Each line containing the word "iuratur" must be reported.

INFORMATION GIVEN –
##############################

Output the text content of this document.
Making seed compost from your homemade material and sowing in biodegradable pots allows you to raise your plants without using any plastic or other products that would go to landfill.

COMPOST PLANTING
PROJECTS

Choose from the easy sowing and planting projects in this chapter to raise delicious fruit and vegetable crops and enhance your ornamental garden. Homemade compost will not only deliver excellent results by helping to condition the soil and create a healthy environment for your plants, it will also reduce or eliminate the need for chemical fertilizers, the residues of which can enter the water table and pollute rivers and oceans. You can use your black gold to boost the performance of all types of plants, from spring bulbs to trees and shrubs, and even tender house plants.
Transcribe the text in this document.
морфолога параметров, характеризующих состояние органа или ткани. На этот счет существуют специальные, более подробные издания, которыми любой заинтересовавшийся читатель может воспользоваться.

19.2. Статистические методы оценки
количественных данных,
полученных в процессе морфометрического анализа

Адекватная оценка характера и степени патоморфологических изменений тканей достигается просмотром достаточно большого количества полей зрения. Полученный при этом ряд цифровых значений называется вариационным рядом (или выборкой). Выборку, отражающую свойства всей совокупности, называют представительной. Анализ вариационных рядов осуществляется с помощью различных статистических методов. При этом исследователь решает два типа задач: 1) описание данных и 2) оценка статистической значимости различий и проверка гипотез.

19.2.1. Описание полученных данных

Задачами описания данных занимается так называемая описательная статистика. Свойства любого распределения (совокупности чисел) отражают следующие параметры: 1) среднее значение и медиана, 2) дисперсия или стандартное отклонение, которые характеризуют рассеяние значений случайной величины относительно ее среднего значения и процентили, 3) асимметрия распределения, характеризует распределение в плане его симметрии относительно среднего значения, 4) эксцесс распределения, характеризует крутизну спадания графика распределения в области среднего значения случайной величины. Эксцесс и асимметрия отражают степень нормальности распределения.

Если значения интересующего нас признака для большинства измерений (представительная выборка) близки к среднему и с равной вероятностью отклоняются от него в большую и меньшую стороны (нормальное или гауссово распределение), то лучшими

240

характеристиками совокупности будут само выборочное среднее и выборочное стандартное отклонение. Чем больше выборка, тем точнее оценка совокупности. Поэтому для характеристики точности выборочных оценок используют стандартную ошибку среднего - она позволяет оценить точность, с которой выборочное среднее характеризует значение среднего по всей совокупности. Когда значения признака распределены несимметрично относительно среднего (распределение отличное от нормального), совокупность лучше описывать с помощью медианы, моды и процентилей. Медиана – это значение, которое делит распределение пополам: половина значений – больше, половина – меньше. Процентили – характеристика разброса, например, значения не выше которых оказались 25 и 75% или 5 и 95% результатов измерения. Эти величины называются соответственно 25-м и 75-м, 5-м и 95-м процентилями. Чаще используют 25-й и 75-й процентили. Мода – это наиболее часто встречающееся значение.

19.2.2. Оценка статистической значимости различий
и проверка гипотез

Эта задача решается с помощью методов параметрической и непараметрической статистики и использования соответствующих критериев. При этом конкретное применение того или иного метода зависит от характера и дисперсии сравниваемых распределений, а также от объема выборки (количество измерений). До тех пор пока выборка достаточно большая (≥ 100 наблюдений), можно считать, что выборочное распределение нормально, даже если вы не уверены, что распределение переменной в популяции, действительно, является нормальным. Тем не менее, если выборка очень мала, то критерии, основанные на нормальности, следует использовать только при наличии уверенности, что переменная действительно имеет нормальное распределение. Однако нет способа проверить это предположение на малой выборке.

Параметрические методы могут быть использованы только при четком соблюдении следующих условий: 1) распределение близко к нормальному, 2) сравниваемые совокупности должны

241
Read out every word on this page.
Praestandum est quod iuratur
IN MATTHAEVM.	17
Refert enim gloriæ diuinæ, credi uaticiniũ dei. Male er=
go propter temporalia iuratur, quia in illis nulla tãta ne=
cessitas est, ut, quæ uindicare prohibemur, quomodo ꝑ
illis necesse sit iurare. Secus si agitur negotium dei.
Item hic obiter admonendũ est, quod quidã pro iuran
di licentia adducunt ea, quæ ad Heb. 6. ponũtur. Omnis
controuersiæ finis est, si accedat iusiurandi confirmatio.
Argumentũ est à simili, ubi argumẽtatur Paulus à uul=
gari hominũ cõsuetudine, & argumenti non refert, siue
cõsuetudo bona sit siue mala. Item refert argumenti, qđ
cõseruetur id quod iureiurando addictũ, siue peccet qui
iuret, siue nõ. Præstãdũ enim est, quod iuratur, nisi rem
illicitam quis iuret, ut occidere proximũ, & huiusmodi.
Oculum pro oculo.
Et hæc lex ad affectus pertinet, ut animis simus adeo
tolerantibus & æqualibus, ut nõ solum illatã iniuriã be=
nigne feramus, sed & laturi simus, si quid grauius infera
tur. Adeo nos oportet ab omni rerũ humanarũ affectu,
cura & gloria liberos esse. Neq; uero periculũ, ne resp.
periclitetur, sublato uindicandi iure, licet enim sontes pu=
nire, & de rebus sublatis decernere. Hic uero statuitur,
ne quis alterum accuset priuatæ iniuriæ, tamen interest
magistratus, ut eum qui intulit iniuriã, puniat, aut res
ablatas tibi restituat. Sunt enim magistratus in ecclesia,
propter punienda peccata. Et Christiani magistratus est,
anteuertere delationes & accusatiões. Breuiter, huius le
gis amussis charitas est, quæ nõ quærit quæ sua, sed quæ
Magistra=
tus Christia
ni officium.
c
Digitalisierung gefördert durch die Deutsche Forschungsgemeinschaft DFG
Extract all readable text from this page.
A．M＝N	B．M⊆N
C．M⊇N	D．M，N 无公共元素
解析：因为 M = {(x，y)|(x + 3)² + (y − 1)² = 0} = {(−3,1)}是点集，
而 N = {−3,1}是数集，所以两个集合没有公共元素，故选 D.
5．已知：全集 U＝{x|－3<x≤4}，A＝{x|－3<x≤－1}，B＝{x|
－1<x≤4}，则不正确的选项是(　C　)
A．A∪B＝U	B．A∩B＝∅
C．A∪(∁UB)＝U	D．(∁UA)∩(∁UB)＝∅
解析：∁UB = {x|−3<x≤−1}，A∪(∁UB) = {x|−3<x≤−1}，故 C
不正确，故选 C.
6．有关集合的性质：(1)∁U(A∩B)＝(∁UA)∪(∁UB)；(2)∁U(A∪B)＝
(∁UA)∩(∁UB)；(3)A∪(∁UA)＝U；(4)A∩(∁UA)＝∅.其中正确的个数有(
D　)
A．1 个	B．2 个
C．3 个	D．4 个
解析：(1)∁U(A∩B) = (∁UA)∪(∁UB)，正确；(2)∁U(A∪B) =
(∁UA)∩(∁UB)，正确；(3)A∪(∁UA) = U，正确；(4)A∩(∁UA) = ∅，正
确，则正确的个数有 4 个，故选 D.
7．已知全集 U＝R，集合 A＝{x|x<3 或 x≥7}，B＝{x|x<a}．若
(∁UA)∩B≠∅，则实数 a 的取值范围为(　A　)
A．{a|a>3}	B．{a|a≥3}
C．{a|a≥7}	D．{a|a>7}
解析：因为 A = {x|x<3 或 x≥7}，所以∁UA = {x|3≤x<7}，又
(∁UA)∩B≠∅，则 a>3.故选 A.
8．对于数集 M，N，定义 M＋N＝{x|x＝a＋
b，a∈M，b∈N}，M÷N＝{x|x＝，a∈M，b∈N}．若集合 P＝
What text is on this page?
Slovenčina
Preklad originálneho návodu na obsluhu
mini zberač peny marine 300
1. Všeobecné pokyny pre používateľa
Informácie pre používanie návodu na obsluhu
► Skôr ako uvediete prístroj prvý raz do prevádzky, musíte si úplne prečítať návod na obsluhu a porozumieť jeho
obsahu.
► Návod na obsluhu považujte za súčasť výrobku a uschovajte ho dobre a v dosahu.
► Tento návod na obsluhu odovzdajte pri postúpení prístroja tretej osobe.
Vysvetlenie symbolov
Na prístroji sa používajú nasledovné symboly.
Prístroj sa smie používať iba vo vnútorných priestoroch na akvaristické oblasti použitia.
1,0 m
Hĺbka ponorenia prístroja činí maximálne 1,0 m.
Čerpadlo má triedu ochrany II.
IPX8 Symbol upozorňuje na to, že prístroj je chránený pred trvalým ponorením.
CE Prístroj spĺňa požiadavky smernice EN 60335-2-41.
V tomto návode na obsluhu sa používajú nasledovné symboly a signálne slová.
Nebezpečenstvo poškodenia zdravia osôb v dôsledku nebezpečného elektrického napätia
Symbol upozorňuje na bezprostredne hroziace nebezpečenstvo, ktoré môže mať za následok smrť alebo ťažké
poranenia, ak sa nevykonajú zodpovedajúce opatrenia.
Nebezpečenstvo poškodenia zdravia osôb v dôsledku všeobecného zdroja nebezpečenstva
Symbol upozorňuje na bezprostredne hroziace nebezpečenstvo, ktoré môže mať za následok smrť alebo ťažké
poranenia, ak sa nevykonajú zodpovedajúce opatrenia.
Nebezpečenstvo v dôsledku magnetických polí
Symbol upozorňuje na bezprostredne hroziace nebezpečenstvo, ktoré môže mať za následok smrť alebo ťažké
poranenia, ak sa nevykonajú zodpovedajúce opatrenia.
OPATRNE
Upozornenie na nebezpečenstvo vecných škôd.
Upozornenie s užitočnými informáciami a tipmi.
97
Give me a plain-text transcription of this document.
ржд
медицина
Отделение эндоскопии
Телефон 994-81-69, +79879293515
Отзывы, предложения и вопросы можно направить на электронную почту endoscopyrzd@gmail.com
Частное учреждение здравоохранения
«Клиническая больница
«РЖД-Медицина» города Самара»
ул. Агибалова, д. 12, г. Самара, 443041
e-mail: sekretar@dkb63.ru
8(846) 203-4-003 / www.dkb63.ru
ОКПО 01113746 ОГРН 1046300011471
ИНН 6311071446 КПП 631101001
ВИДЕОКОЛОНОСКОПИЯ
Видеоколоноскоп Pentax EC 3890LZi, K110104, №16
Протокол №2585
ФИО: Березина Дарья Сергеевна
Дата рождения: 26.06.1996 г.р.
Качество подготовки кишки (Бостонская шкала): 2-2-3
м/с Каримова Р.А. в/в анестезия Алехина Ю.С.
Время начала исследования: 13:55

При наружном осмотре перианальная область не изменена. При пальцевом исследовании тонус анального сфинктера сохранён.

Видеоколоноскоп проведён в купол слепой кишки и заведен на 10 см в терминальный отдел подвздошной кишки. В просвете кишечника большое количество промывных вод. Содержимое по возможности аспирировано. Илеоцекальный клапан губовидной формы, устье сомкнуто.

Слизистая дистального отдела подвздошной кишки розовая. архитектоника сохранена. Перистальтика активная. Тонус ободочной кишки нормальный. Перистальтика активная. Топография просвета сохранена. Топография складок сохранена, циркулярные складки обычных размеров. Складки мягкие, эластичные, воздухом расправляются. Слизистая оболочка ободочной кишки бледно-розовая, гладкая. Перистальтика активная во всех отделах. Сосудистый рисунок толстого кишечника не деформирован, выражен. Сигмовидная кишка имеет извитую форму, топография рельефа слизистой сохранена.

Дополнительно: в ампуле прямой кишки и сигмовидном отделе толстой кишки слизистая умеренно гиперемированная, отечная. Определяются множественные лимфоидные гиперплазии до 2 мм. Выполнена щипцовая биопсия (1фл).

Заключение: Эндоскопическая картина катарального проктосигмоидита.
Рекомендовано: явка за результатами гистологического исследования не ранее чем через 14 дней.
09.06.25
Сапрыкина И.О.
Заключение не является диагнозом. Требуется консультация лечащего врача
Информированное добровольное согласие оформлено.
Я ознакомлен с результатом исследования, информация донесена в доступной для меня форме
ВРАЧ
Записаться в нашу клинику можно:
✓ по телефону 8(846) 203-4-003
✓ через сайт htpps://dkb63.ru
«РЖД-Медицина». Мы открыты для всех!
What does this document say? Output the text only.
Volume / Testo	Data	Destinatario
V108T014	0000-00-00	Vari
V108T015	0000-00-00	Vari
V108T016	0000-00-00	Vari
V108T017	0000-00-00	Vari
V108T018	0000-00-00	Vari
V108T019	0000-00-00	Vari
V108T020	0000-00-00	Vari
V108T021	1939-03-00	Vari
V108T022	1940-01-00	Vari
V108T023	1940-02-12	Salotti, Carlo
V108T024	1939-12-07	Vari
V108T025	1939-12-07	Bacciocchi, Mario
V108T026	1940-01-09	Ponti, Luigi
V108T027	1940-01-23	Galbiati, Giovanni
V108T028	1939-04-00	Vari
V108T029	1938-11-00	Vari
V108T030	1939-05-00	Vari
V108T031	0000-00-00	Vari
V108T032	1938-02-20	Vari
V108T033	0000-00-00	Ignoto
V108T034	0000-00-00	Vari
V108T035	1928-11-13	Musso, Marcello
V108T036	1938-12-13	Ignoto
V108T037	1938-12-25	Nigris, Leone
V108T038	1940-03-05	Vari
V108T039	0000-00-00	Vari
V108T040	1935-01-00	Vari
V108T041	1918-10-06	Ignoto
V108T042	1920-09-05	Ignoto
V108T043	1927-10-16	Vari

##############################

RIGHT ANSWER –
Praestandum est quod iuratur
go propter temporalia iuratur, quia in illis nulla tãta ne=
iuret, siue nõ. Præstãdũ enim est, quod iuratur, nisi rem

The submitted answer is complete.